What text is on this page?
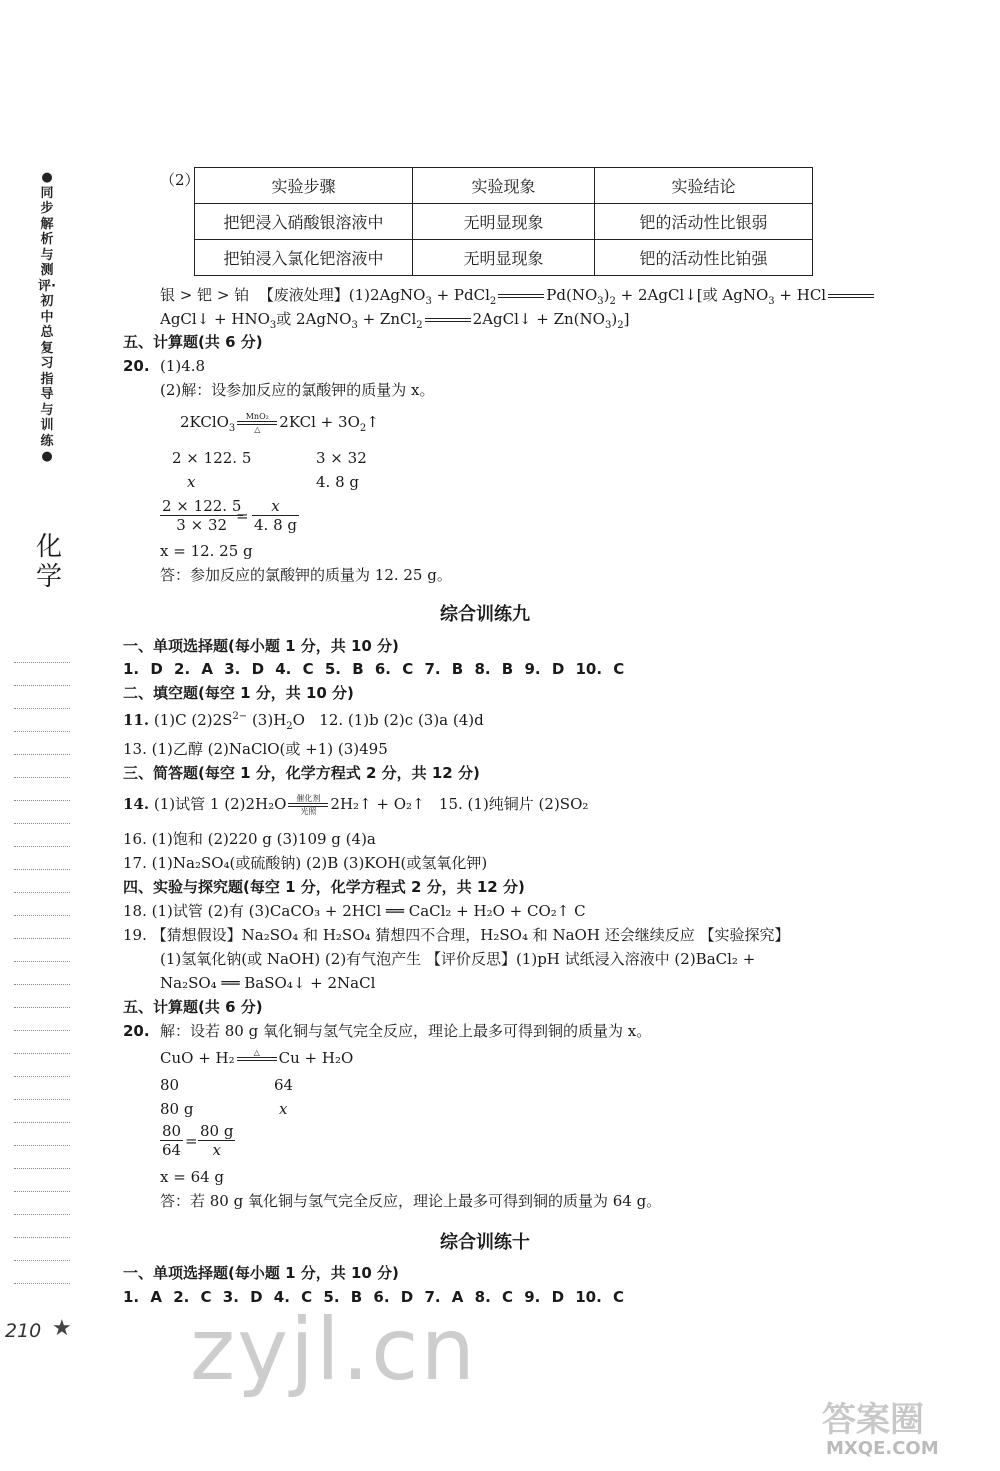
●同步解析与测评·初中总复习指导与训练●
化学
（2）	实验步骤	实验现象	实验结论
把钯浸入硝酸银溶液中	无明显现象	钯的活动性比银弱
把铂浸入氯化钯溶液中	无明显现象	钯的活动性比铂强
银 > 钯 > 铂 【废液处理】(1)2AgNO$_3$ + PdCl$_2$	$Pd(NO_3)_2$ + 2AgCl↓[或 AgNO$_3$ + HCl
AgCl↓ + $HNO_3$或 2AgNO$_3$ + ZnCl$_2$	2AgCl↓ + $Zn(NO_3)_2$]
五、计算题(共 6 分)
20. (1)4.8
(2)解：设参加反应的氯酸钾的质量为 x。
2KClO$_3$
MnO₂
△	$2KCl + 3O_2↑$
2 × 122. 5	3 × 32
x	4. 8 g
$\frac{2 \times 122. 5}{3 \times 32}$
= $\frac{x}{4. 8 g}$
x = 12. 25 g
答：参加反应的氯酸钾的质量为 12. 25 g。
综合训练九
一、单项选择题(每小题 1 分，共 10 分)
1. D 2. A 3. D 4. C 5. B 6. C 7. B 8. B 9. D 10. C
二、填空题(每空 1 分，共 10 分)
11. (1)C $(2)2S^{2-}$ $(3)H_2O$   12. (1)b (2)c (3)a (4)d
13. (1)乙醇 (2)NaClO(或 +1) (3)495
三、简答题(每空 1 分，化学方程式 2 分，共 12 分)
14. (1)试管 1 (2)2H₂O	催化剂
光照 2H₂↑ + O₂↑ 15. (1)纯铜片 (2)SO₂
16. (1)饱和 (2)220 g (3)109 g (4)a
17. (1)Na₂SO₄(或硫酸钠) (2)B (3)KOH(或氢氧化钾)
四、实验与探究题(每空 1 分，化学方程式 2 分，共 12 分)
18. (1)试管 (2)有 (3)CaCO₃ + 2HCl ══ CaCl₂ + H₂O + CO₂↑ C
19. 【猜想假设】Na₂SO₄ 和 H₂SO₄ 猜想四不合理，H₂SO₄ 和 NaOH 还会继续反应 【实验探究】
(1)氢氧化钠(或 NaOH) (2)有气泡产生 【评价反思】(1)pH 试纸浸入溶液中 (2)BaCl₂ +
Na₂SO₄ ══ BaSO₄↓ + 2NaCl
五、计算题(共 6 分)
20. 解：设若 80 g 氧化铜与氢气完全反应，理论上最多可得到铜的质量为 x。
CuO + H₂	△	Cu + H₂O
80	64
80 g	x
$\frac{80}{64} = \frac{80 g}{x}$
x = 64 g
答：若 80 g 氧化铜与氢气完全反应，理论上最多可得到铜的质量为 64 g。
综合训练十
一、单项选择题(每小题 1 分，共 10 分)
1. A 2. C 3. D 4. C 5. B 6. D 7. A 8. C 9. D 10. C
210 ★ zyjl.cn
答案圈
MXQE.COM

****************************************

Problem to solve = Output every entry verbatim. Pictures do not belong in the copy.

Output below =
What text is on this page?
●同步解析与测评·初中总复习指导与训练●
化学
（2）	实验步骤	实验现象	实验结论
把钯浸入硝酸银溶液中	无明显现象	钯的活动性比银弱
把铂浸入氯化钯溶液中	无明显现象	钯的活动性比铂强
银 > 钯 > 铂 【废液处理】(1)2AgNO$_3$ + PdCl$_2$	$Pd(NO_3)_2$ + 2AgCl↓[或 AgNO$_3$ + HCl
AgCl↓ + $HNO_3$或 2AgNO$_3$ + ZnCl$_2$	2AgCl↓ + $Zn(NO_3)_2$]
五、计算题(共 6 分)
20. (1)4.8
(2)解：设参加反应的氯酸钾的质量为 x。
2KClO$_3$
MnO₂
△	$2KCl + 3O_2↑$
2 × 122. 5	3 × 32
x	4. 8 g
$\frac{2 \times 122. 5}{3 \times 32}$
= $\frac{x}{4. 8 g}$
x = 12. 25 g
答：参加反应的氯酸钾的质量为 12. 25 g。
综合训练九
一、单项选择题(每小题 1 分，共 10 分)
1. D 2. A 3. D 4. C 5. B 6. C 7. B 8. B 9. D 10. C
二、填空题(每空 1 分，共 10 分)
11. (1)C $(2)2S^{2-}$ $(3)H_2O$   12. (1)b (2)c (3)a (4)d
13. (1)乙醇 (2)NaClO(或 +1) (3)495
三、简答题(每空 1 分，化学方程式 2 分，共 12 分)
14. (1)试管 1 (2)2H₂O	催化剂
光照 2H₂↑ + O₂↑ 15. (1)纯铜片 (2)SO₂
16. (1)饱和 (2)220 g (3)109 g (4)a
17. (1)Na₂SO₄(或硫酸钠) (2)B (3)KOH(或氢氧化钾)
四、实验与探究题(每空 1 分，化学方程式 2 分，共 12 分)
18. (1)试管 (2)有 (3)CaCO₃ + 2HCl ══ CaCl₂ + H₂O + CO₂↑ C
19. 【猜想假设】Na₂SO₄ 和 H₂SO₄ 猜想四不合理，H₂SO₄ 和 NaOH 还会继续反应 【实验探究】
(1)氢氧化钠(或 NaOH) (2)有气泡产生 【评价反思】(1)pH 试纸浸入溶液中 (2)BaCl₂ +
Na₂SO₄ ══ BaSO₄↓ + 2NaCl
五、计算题(共 6 分)
20. 解：设若 80 g 氧化铜与氢气完全反应，理论上最多可得到铜的质量为 x。
CuO + H₂	△	Cu + H₂O
80	64
80 g	x
$\frac{80}{64} = \frac{80 g}{x}$
x = 64 g
答：若 80 g 氧化铜与氢气完全反应，理论上最多可得到铜的质量为 64 g。
综合训练十
一、单项选择题(每小题 1 分，共 10 分)
1. A 2. C 3. D 4. C 5. B 6. D 7. A 8. C 9. D 10. C
210 ★ zyjl.cn
答案圈
MXQE.COM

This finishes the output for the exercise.